Identify each line containing the word "ylabel" and copy it.

Rows from a figure dataset
==================================================

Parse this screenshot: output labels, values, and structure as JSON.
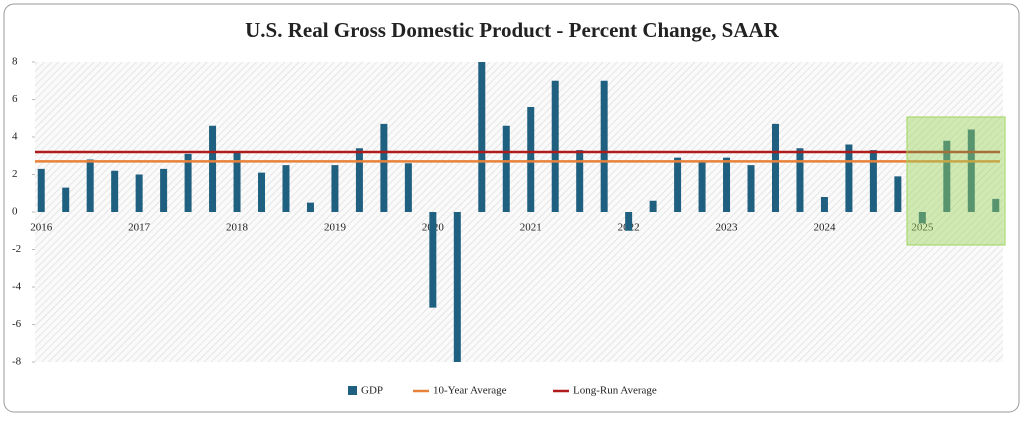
{
  "chart_data": {
    "type": "bar",
    "title": "U.S. Real Gross Domestic Product - Percent Change, SAAR",
    "categories": [
      "2016",
      null,
      null,
      null,
      "2017",
      null,
      null,
      null,
      "2018",
      null,
      null,
      null,
      "2019",
      null,
      null,
      null,
      "2020",
      null,
      null,
      null,
      "2021",
      null,
      null,
      null,
      "2022",
      null,
      null,
      null,
      "2023",
      null,
      null,
      null,
      "2024",
      null,
      null,
      null,
      "2025",
      null,
      null,
      null
    ],
    "series": [
      {
        "name": "GDP",
        "color": "#1f5f7f",
        "values": [
          2.3,
          1.3,
          2.8,
          2.2,
          2.0,
          2.3,
          3.1,
          4.6,
          3.2,
          2.1,
          2.5,
          0.5,
          2.5,
          3.4,
          4.7,
          2.6,
          -5.1,
          -8,
          8,
          4.6,
          5.6,
          7.0,
          3.3,
          7.0,
          -1.0,
          0.6,
          2.9,
          2.7,
          2.9,
          2.5,
          4.7,
          3.4,
          0.8,
          3.6,
          3.3,
          1.9,
          -0.6,
          3.8,
          4.4,
          0.7
        ]
      }
    ],
    "reference_lines": [
      {
        "name": "10-Year Average",
        "color": "#e8823a",
        "value": 2.7
      },
      {
        "name": "Long-Run Average",
        "color": "#b01c1c",
        "value": 3.2
      }
    ],
    "ylim": [
      -8,
      8
    ],
    "yticks": [
      -8,
      -6,
      -4,
      -2,
      0,
      2,
      4,
      6,
      8
    ],
    "grid": false
  }
}
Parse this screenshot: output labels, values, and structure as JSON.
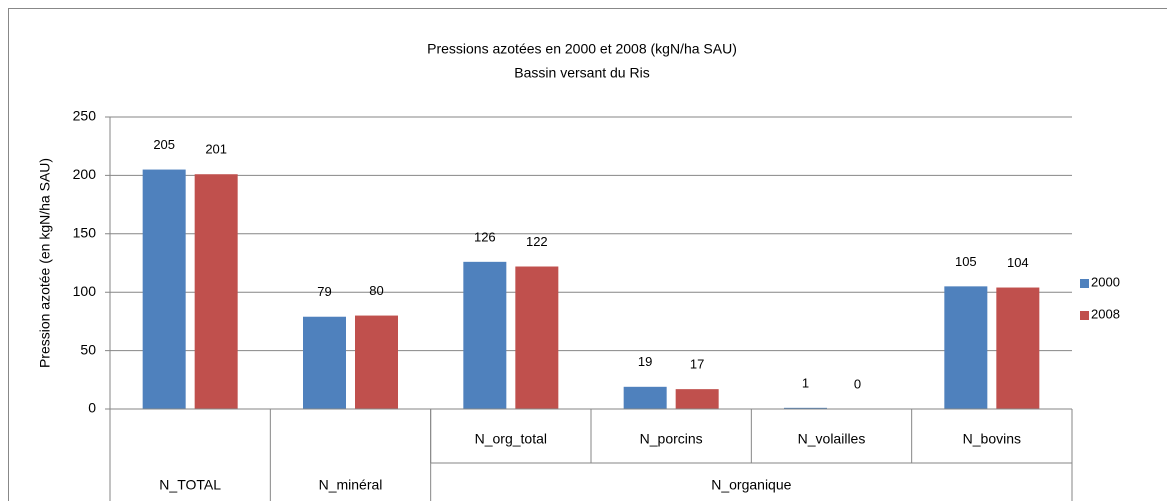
{
  "chart_data": {
    "type": "bar",
    "title": [
      "Pressions azotées en 2000 et 2008 (kgN/ha  SAU)",
      "Bassin versant du Ris"
    ],
    "y_label": "Pression azotée (en kgN/ha  SAU)",
    "categories": [
      null,
      null,
      "N_org_total",
      "N_porcins",
      "N_volailles",
      "N_bovins"
    ],
    "category_groups": [
      {
        "label": "N_TOTAL",
        "count": 1
      },
      {
        "label": "N_minéral",
        "count": 1
      },
      {
        "label": "N_organique",
        "count": 4
      }
    ],
    "series": [
      {
        "name": "2000",
        "color": "#4f81bd",
        "values": [
          205,
          79,
          126,
          19,
          1,
          105
        ]
      },
      {
        "name": "2008",
        "color": "#c0504d",
        "values": [
          201,
          80,
          122,
          17,
          0,
          104
        ]
      }
    ],
    "ylim": [
      0,
      250
    ],
    "yticks": [
      0,
      50,
      100,
      150,
      200,
      250
    ],
    "grid": true,
    "legend": "right"
  }
}
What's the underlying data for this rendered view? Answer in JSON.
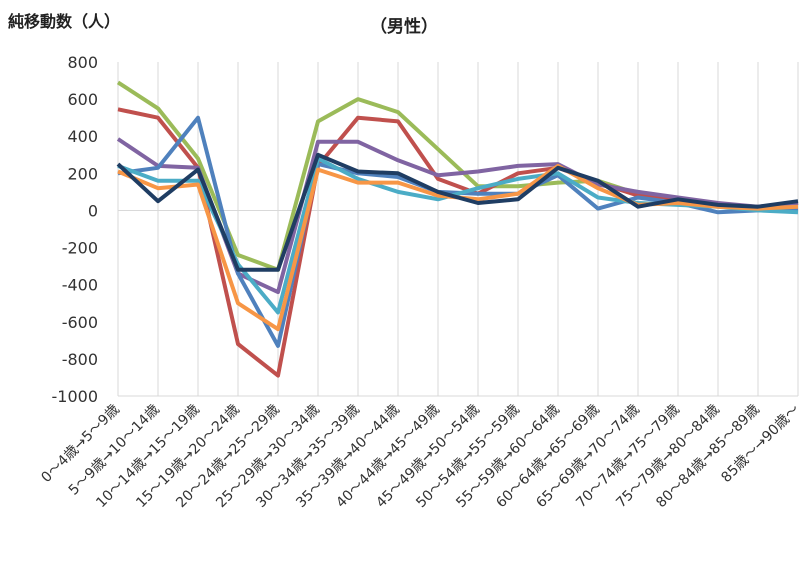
{
  "chart_data": {
    "type": "line",
    "title": "（男性）",
    "ylabel": "純移動数（人）",
    "xlabel": "",
    "ylim": [
      -1000,
      800
    ],
    "yticks": [
      800,
      600,
      400,
      200,
      0,
      -200,
      -400,
      -600,
      -800,
      -1000
    ],
    "grid": "vertical",
    "legend": "none",
    "categories": [
      "0～4歳→5～9歳",
      "5～9歳→10～14歳",
      "10～14歳→15～19歳",
      "15～19歳→20～24歳",
      "20～24歳→25～29歳",
      "25～29歳→30～34歳",
      "30～34歳→35～39歳",
      "35～39歳→40～44歳",
      "40～44歳→45～49歳",
      "45～49歳→50～54歳",
      "50～54歳→55～59歳",
      "55～59歳→60～64歳",
      "60～64歳→65～69歳",
      "65～69歳→70～74歳",
      "70～74歳→75～79歳",
      "75～79歳→80～84歳",
      "80～84歳→85～89歳",
      "85歳～→90歳～"
    ],
    "series": [
      {
        "color": "#9bbb59",
        "values": [
          690,
          550,
          280,
          -240,
          -320,
          480,
          600,
          530,
          330,
          130,
          130,
          150,
          160,
          90,
          60,
          30,
          5,
          10
        ]
      },
      {
        "color": "#c0504d",
        "values": [
          545,
          500,
          230,
          -720,
          -890,
          240,
          500,
          480,
          170,
          90,
          200,
          230,
          150,
          80,
          60,
          30,
          20,
          40
        ]
      },
      {
        "color": "#8064a2",
        "values": [
          385,
          240,
          230,
          -340,
          -440,
          370,
          370,
          270,
          190,
          210,
          240,
          250,
          140,
          100,
          70,
          40,
          20,
          40
        ]
      },
      {
        "color": "#4f81bd",
        "values": [
          200,
          230,
          500,
          -340,
          -730,
          250,
          200,
          180,
          100,
          90,
          90,
          190,
          10,
          70,
          40,
          -10,
          0,
          0
        ]
      },
      {
        "color": "#4bacc6",
        "values": [
          240,
          160,
          160,
          -290,
          -550,
          280,
          170,
          100,
          60,
          120,
          170,
          200,
          70,
          40,
          30,
          20,
          0,
          -10
        ]
      },
      {
        "color": "#f79646",
        "values": [
          210,
          120,
          140,
          -500,
          -640,
          220,
          150,
          150,
          80,
          60,
          90,
          240,
          120,
          30,
          40,
          20,
          10,
          20
        ]
      },
      {
        "color": "#1f3d63",
        "values": [
          250,
          50,
          220,
          -320,
          -320,
          300,
          210,
          200,
          100,
          40,
          60,
          230,
          160,
          20,
          60,
          30,
          20,
          50
        ]
      }
    ]
  }
}
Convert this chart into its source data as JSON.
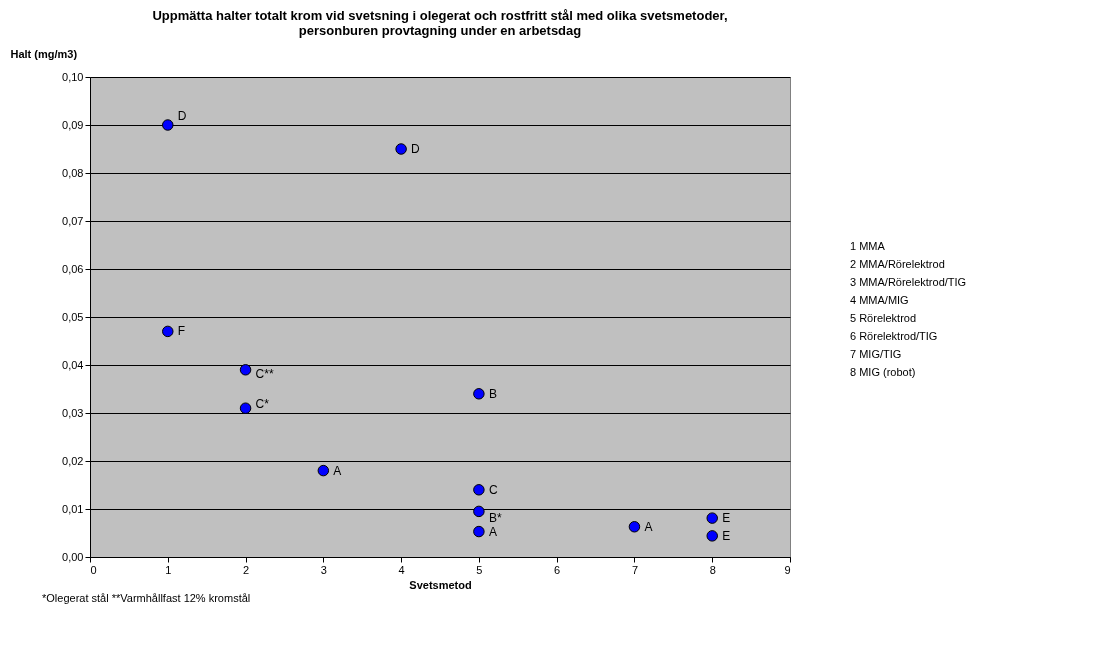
{
  "chart_data": {
    "type": "scatter",
    "title": "Uppmätta halter totalt krom vid svetsning i olegerat och rostfritt stål med olika svetsmetoder,\npersonburen provtagning under en arbetsdag",
    "xlabel": "Svetsmetod",
    "ylabel": "Halt (mg/m3)",
    "x": [
      1,
      4,
      1,
      2,
      2,
      3,
      5,
      5,
      5,
      5,
      7,
      8,
      8
    ],
    "series": [
      {
        "color": "#0000ff",
        "values": [
          0.09,
          0.085,
          0.047,
          0.039,
          0.031,
          0.018,
          0.034,
          0.014,
          0.0095,
          0.0053,
          0.0063,
          0.0081,
          0.0044
        ]
      }
    ],
    "xlim": [
      0,
      9
    ],
    "xticks": [
      0,
      1,
      2,
      3,
      4,
      5,
      6,
      7,
      8,
      9
    ],
    "ylim": [
      0,
      0.1
    ],
    "yticks": [
      {
        "value": 0,
        "label": "0,00"
      },
      {
        "value": 0.01,
        "label": "0,01"
      },
      {
        "value": 0.02,
        "label": "0,02"
      },
      {
        "value": 0.03,
        "label": "0,03"
      },
      {
        "value": 0.04,
        "label": "0,04"
      },
      {
        "value": 0.05,
        "label": "0,05"
      },
      {
        "value": 0.06,
        "label": "0,06"
      },
      {
        "value": 0.07,
        "label": "0,07"
      },
      {
        "value": 0.08,
        "label": "0,08"
      },
      {
        "value": 0.09,
        "label": "0,09"
      },
      {
        "value": 0.1,
        "label": "0,10"
      }
    ],
    "grid": "y",
    "marker": "circle",
    "annotations": [
      {
        "text": "D",
        "x": 1,
        "y": 0.09
      },
      {
        "text": "D",
        "x": 4,
        "y": 0.085
      },
      {
        "text": "F",
        "x": 1,
        "y": 0.047
      },
      {
        "text": "C**",
        "x": 2,
        "y": 0.039
      },
      {
        "text": "C*",
        "x": 2,
        "y": 0.031
      },
      {
        "text": "A",
        "x": 3,
        "y": 0.018
      },
      {
        "text": "B",
        "x": 5,
        "y": 0.034
      },
      {
        "text": "C",
        "x": 5,
        "y": 0.014
      },
      {
        "text": "B*",
        "x": 5,
        "y": 0.0095
      },
      {
        "text": "A",
        "x": 5,
        "y": 0.0053
      },
      {
        "text": "A",
        "x": 7,
        "y": 0.0063
      },
      {
        "text": "E",
        "x": 8,
        "y": 0.0081
      },
      {
        "text": "E",
        "x": 8,
        "y": 0.0044
      },
      "1 MMA",
      "2 MMA/Rörelektrod",
      "3 MMA/Rörelektrod/TIG",
      "4 MMA/MIG",
      "5 Rörelektrod",
      "6 Rörelektrod/TIG",
      "7 MIG/TIG",
      "8 MIG (robot)",
      "*Olegerat stål  **Varmhållfast 12% kromstål"
    ]
  }
}
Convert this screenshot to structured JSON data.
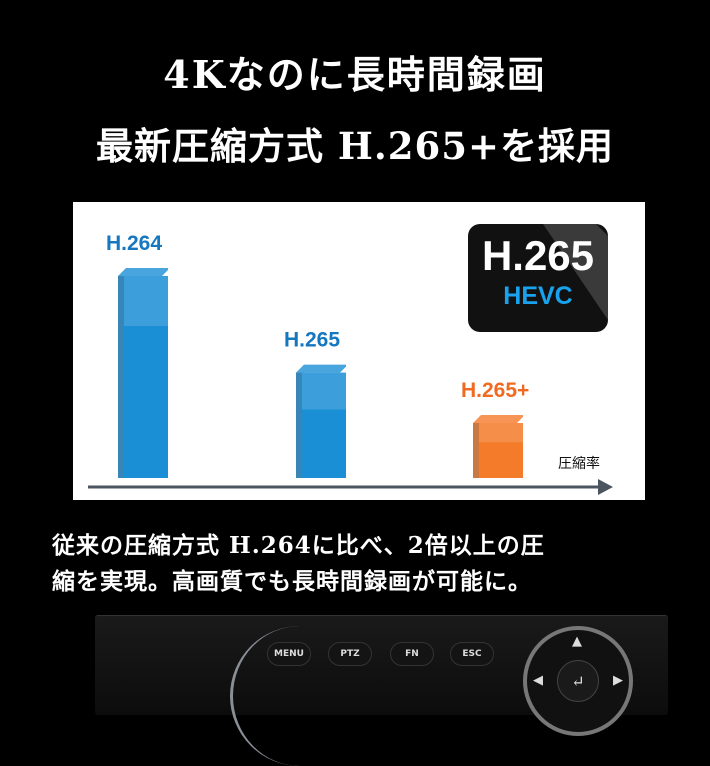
{
  "header": {
    "line1": "4Kなのに長時間録画",
    "line2": "最新圧縮方式 H.265+を採用"
  },
  "chart_data": {
    "type": "bar",
    "categories": [
      "H.264",
      "H.265",
      "H.265+"
    ],
    "values": [
      100,
      54,
      30
    ],
    "colors": [
      "#1a8fd6",
      "#1a8fd6",
      "#f47b2a"
    ],
    "label_colors": [
      "#1577bf",
      "#1577bf",
      "#f06a22"
    ],
    "xlabel": "圧縮率",
    "ylabel": "",
    "grid": false,
    "badge": {
      "main": "H.265",
      "sub": "HEVC"
    }
  },
  "caption": {
    "line1": "従来の圧縮方式 H.264に比べ、2倍以上の圧",
    "line2": "縮を実現。高画質でも長時間録画が可能に。"
  },
  "device": {
    "buttons": [
      "MENU",
      "PTZ",
      "FN",
      "ESC"
    ],
    "enter_icon": "↵"
  }
}
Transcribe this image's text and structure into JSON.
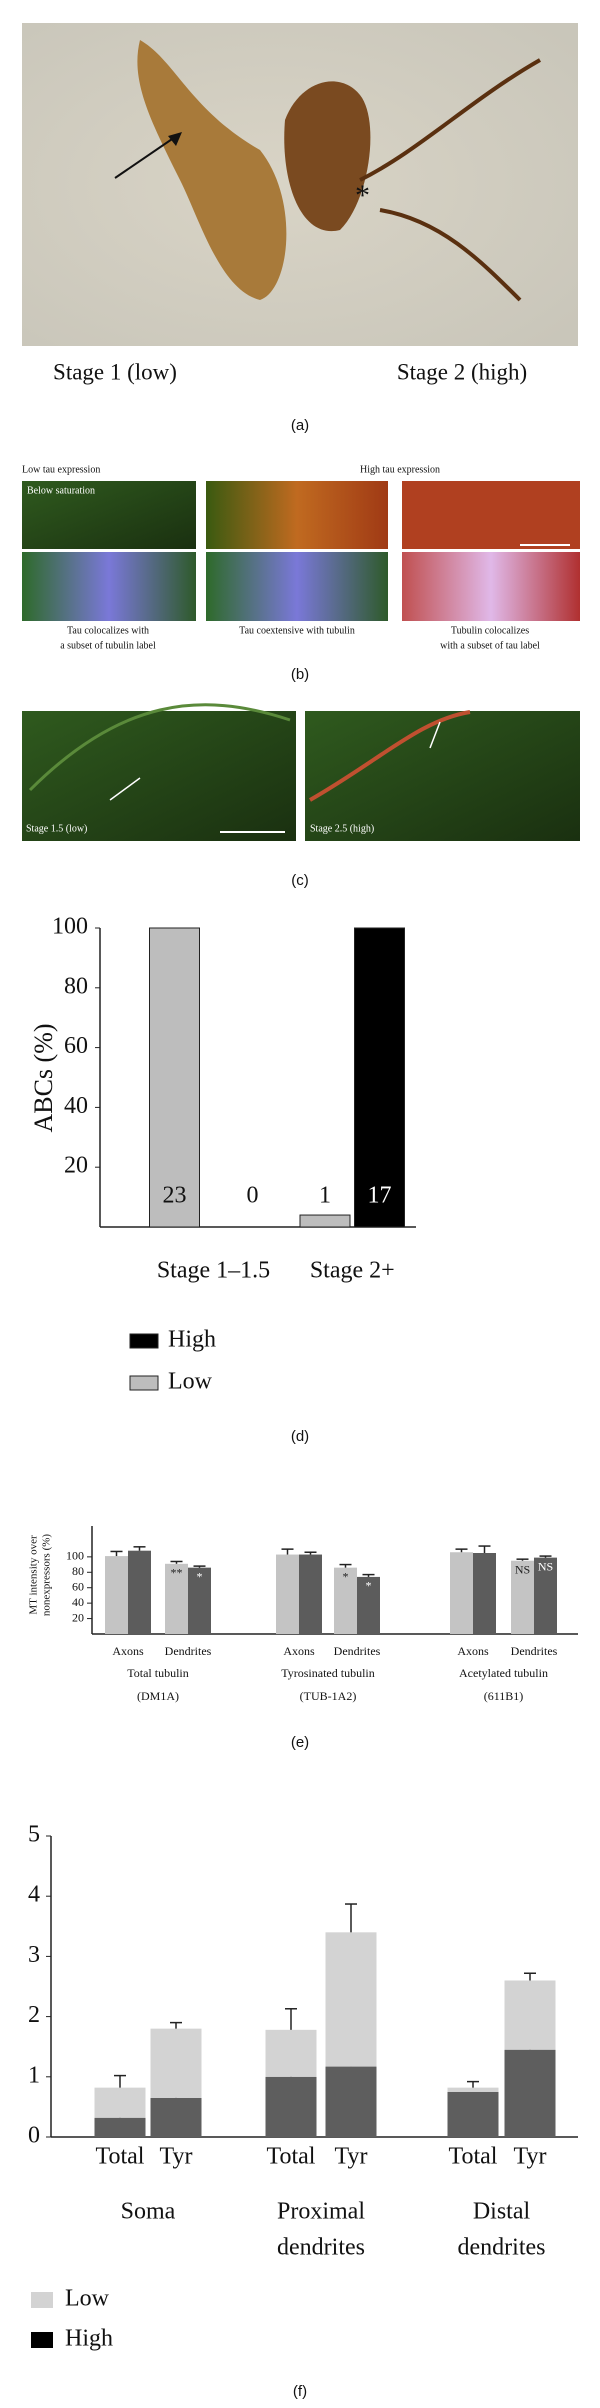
{
  "figure": {
    "panel_labels": [
      "(a)",
      "(b)",
      "(c)",
      "(d)",
      "(e)",
      "(f)"
    ],
    "a": {
      "labels": [
        "Stage 1 (low)",
        "Stage 2 (high)"
      ],
      "asterisk": "*"
    },
    "b": {
      "headers": [
        "Low tau expression",
        "High tau expression"
      ],
      "inset": "Below saturation",
      "captions": [
        [
          "Tau colocalizes with",
          "a subset of tubulin label"
        ],
        [
          "Tau coextensive with tubulin"
        ],
        [
          "Tubulin colocalizes",
          "with a subset of tau label"
        ]
      ]
    },
    "c": {
      "labels": [
        "Stage 1.5 (low)",
        "Stage 2.5 (high)"
      ]
    }
  },
  "chart_data": [
    {
      "type": "bar",
      "ylabel": "ABCs (%)",
      "categories": [
        "Stage 1–1.5",
        "Stage 2+"
      ],
      "series": [
        {
          "name": "Low",
          "color": "#bdbdbd",
          "values": [
            100,
            4
          ],
          "counts": [
            23,
            1
          ]
        },
        {
          "name": "High",
          "color": "#000000",
          "values": [
            0,
            100
          ],
          "counts": [
            0,
            17
          ]
        }
      ],
      "ylim": [
        0,
        100
      ],
      "yticks": [
        20,
        40,
        60,
        80,
        100
      ],
      "legend_order": [
        1,
        0
      ]
    },
    {
      "type": "bar",
      "ylabel": [
        "MT intensity over",
        "nonexpressors (%)"
      ],
      "categories": [
        "Axons",
        "Dendrites",
        "Axons",
        "Dendrites",
        "Axons",
        "Dendrites"
      ],
      "groups": [
        [
          "Total tubulin",
          "(DM1A)"
        ],
        [
          "Tyrosinated tubulin",
          "(TUB-1A2)"
        ],
        [
          "Acetylated tubulin",
          "(611B1)"
        ]
      ],
      "series": [
        {
          "color": "#c4c4c4",
          "values": [
            101,
            91,
            103,
            86,
            106,
            95
          ],
          "errors": [
            6,
            3,
            7,
            4,
            4,
            2
          ],
          "notes": [
            null,
            "**",
            null,
            "*",
            null,
            "NS"
          ]
        },
        {
          "color": "#5c5c5c",
          "values": [
            108,
            86,
            103,
            74,
            105,
            99
          ],
          "errors": [
            5,
            2,
            3,
            3,
            9,
            2
          ],
          "notes": [
            null,
            "*",
            null,
            "*",
            null,
            "NS"
          ]
        }
      ],
      "ylim": [
        0,
        140
      ],
      "yticks": [
        20,
        40,
        60,
        80,
        100
      ]
    },
    {
      "type": "stacked_bar",
      "categories": [
        "Total",
        "Tyr",
        "Total",
        "Tyr",
        "Total",
        "Tyr"
      ],
      "groups": [
        [
          "Soma"
        ],
        [
          "Proximal",
          "dendrites"
        ],
        [
          "Distal",
          "dendrites"
        ]
      ],
      "series": [
        {
          "name": "Low",
          "color": "#d3d3d3",
          "values": [
            0.5,
            1.15,
            0.78,
            2.23,
            0.07,
            1.15
          ],
          "errors": [
            0.2,
            0.1,
            0.35,
            0.47,
            0.1,
            0.12
          ]
        },
        {
          "name": "High",
          "color": "#5e5e5e",
          "values": [
            0.32,
            0.65,
            1.0,
            1.17,
            0.75,
            1.45
          ],
          "errors": [
            0.07,
            0.15,
            0.12,
            0.18,
            0.0,
            0.1
          ]
        }
      ],
      "ylim": [
        0,
        5
      ],
      "yticks": [
        0,
        1,
        2,
        3,
        4,
        5
      ]
    }
  ]
}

==================================================

Answer for this exercise
    "ylabel": "純移動数（人）",
    "ylabel": "Halt (mg/m3)",
    "ylabel": "",
      "ylabel": "ABCs (%)",
      "ylabel": [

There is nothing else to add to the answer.